Instructions to follow:
Look through the material below. Copy every line with the string "this" in it.

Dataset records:
## begin
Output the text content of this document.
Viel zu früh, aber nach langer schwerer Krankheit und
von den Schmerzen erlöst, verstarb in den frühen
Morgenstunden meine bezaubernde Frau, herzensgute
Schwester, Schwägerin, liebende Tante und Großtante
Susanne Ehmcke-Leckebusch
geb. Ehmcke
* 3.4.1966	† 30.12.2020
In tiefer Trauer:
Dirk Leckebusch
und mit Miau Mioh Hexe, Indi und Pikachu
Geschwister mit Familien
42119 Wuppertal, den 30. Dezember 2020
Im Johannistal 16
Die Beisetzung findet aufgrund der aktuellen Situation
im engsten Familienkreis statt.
## end
## begin
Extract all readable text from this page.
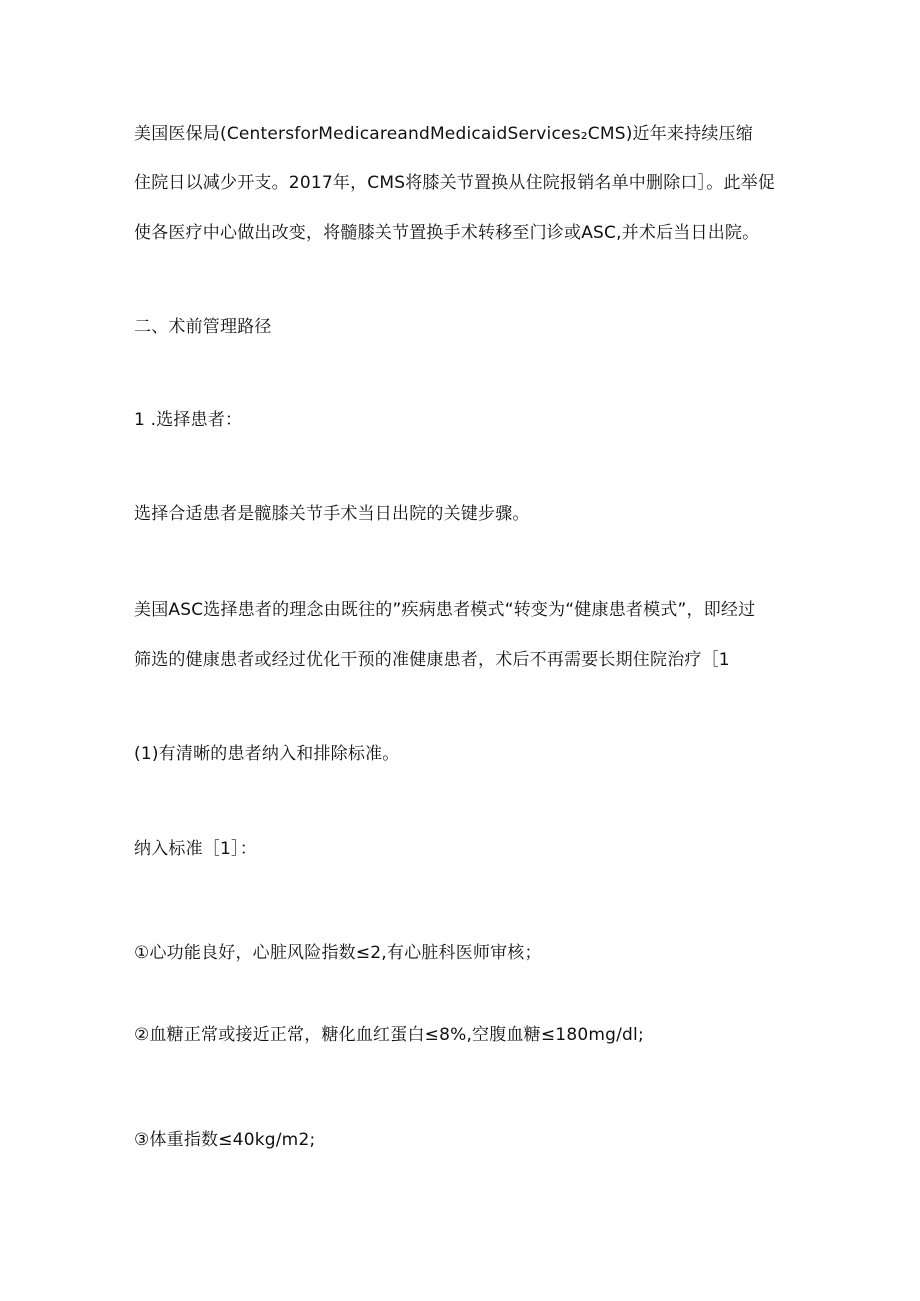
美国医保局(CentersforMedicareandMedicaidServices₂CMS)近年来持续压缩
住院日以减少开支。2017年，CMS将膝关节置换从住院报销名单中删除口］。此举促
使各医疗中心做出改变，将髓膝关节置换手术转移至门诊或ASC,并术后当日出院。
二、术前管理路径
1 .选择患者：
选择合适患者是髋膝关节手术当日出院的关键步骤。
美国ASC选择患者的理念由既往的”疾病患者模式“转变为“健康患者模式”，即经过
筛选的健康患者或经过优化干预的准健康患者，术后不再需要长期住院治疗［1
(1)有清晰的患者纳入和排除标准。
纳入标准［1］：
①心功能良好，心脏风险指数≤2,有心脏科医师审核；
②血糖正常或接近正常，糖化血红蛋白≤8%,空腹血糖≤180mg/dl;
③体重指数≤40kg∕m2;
## end
Task answer:
Output the text content of this document.
Extract all readable text from this page.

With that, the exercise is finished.